## [TO BE DONE]
Copy out all of the material, matching it word for word.
※ ※ ※
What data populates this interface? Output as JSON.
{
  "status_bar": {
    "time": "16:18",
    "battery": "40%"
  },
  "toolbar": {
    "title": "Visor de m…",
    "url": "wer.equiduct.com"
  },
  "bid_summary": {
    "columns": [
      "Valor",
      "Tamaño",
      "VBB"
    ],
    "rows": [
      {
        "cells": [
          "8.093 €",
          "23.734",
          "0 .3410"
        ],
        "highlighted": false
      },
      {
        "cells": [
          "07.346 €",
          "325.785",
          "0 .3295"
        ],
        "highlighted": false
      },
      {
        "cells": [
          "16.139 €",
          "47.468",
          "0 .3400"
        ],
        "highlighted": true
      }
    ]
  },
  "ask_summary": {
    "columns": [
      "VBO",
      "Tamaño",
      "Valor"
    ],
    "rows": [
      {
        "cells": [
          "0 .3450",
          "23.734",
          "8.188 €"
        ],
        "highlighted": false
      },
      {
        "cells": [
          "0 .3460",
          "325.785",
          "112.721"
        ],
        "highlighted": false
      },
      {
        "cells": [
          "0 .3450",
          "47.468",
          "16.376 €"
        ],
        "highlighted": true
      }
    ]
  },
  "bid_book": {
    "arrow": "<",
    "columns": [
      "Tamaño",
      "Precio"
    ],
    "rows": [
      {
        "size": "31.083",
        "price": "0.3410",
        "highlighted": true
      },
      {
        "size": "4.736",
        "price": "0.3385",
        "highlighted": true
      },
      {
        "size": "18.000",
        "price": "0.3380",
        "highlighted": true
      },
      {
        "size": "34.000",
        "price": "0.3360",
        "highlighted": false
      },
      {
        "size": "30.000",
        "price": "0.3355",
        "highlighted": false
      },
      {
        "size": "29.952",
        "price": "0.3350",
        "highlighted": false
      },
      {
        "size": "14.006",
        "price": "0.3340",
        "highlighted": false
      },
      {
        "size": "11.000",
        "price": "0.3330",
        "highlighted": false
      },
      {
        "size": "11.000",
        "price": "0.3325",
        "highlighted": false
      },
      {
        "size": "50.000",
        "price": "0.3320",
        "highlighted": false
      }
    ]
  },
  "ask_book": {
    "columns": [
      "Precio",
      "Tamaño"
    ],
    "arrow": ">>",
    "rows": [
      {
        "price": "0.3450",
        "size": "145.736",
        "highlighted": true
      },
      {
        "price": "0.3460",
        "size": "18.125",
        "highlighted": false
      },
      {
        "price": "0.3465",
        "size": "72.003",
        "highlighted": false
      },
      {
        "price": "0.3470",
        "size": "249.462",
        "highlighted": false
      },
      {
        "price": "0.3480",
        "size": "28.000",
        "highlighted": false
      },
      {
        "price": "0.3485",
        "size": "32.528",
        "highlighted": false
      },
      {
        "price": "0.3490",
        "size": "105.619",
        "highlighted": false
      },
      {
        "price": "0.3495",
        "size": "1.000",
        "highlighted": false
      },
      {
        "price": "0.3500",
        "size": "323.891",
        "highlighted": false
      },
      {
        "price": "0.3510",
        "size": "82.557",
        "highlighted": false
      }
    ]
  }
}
※ ※ ※
## [RESPONSE TO THE TASK]
What data populates this interface? Output as JSON.
{
  "status_bar": {
    "time": "16:18",
    "battery": "40%"
  },
  "toolbar": {
    "title": "Visor de m…",
    "url": "wer.equiduct.com"
  },
  "bid_summary": {
    "columns": [
      "Valor",
      "Tamaño",
      "VBB"
    ],
    "rows": [
      {
        "cells": [
          "8.093 €",
          "23.734",
          "0 .3410"
        ],
        "highlighted": false
      },
      {
        "cells": [
          "07.346 €",
          "325.785",
          "0 .3295"
        ],
        "highlighted": false
      },
      {
        "cells": [
          "16.139 €",
          "47.468",
          "0 .3400"
        ],
        "highlighted": true
      }
    ]
  },
  "ask_summary": {
    "columns": [
      "VBO",
      "Tamaño",
      "Valor"
    ],
    "rows": [
      {
        "cells": [
          "0 .3450",
          "23.734",
          "8.188 €"
        ],
        "highlighted": false
      },
      {
        "cells": [
          "0 .3460",
          "325.785",
          "112.721"
        ],
        "highlighted": false
      },
      {
        "cells": [
          "0 .3450",
          "47.468",
          "16.376 €"
        ],
        "highlighted": true
      }
    ]
  },
  "bid_book": {
    "arrow": "<",
    "columns": [
      "Tamaño",
      "Precio"
    ],
    "rows": [
      {
        "size": "31.083",
        "price": "0.3410",
        "highlighted": true
      },
      {
        "size": "4.736",
        "price": "0.3385",
        "highlighted": true
      },
      {
        "size": "18.000",
        "price": "0.3380",
        "highlighted": true
      },
      {
        "size": "34.000",
        "price": "0.3360",
        "highlighted": false
      },
      {
        "size": "30.000",
        "price": "0.3355",
        "highlighted": false
      },
      {
        "size": "29.952",
        "price": "0.3350",
        "highlighted": false
      },
      {
        "size": "14.006",
        "price": "0.3340",
        "highlighted": false
      },
      {
        "size": "11.000",
        "price": "0.3330",
        "highlighted": false
      },
      {
        "size": "11.000",
        "price": "0.3325",
        "highlighted": false
      },
      {
        "size": "50.000",
        "price": "0.3320",
        "highlighted": false
      }
    ]
  },
  "ask_book": {
    "columns": [
      "Precio",
      "Tamaño"
    ],
    "arrow": ">>",
    "rows": [
      {
        "price": "0.3450",
        "size": "145.736",
        "highlighted": true
      },
      {
        "price": "0.3460",
        "size": "18.125",
        "highlighted": false
      },
      {
        "price": "0.3465",
        "size": "72.003",
        "highlighted": false
      },
      {
        "price": "0.3470",
        "size": "249.462",
        "highlighted": false
      },
      {
        "price": "0.3480",
        "size": "28.000",
        "highlighted": false
      },
      {
        "price": "0.3485",
        "size": "32.528",
        "highlighted": false
      },
      {
        "price": "0.3490",
        "size": "105.619",
        "highlighted": false
      },
      {
        "price": "0.3495",
        "size": "1.000",
        "highlighted": false
      },
      {
        "price": "0.3500",
        "size": "323.891",
        "highlighted": false
      },
      {
        "price": "0.3510",
        "size": "82.557",
        "highlighted": false
      }
    ]
  }
}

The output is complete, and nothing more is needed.